▶ **What the task asks**
Copy out every record below exactly as written, but leave out any pictures.

[Recorded data]
□ □ □ □

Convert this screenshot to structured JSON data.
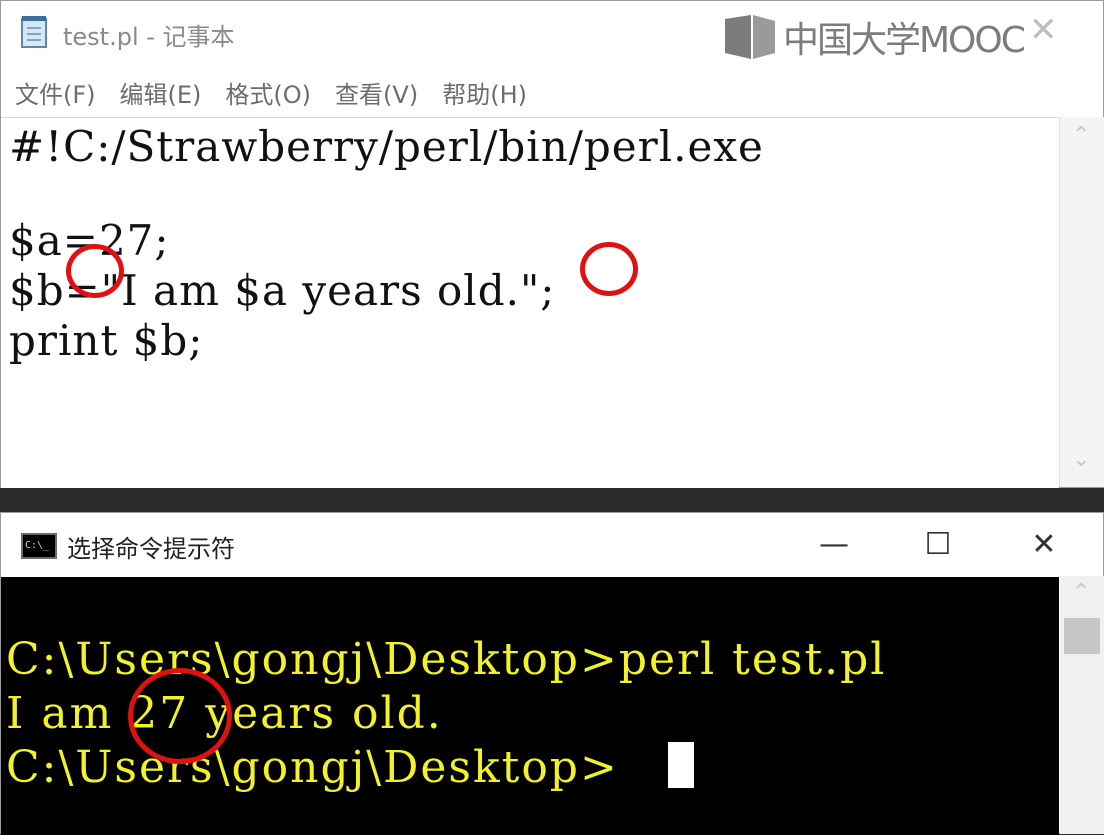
{
  "notepad": {
    "title": "test.pl - 记事本",
    "close_glyph": "✕",
    "watermark_text": "中国大学MOOC",
    "menu": [
      "文件(F)",
      "编辑(E)",
      "格式(O)",
      "查看(V)",
      "帮助(H)"
    ],
    "code_lines": [
      "#!C:/Strawberry/perl/bin/perl.exe",
      "",
      "$a=27;",
      "$b=\"I am $a years old.\";",
      "print $b;"
    ],
    "scroll_up_glyph": "⌃",
    "scroll_down_glyph": "⌄"
  },
  "console": {
    "title": "选择命令提示符",
    "minimize_glyph": "—",
    "maximize_glyph": "☐",
    "close_glyph": "✕",
    "lines": [
      "C:\\Users\\gongj\\Desktop>perl test.pl",
      "I am 27 years old.",
      "C:\\Users\\gongj\\Desktop>"
    ],
    "scroll_up_glyph": "⌃"
  },
  "colors": {
    "annotation_circle": "#e0110f",
    "console_text": "#f2f226",
    "console_background": "#000000"
  }
}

□ □ □ □

▶ **Solution to the problem**
Convert this screenshot to structured JSON data.
{
  "notepad": {
    "title": "test.pl - 记事本",
    "close_glyph": "✕",
    "watermark_text": "中国大学MOOC",
    "menu": [
      "文件(F)",
      "编辑(E)",
      "格式(O)",
      "查看(V)",
      "帮助(H)"
    ],
    "code_lines": [
      "#!C:/Strawberry/perl/bin/perl.exe",
      "",
      "$a=27;",
      "$b=\"I am $a years old.\";",
      "print $b;"
    ],
    "scroll_up_glyph": "⌃",
    "scroll_down_glyph": "⌄"
  },
  "console": {
    "title": "选择命令提示符",
    "minimize_glyph": "—",
    "maximize_glyph": "☐",
    "close_glyph": "✕",
    "lines": [
      "C:\\Users\\gongj\\Desktop>perl test.pl",
      "I am 27 years old.",
      "C:\\Users\\gongj\\Desktop>"
    ],
    "scroll_up_glyph": "⌃"
  },
  "colors": {
    "annotation_circle": "#e0110f",
    "console_text": "#f2f226",
    "console_background": "#000000"
  }
}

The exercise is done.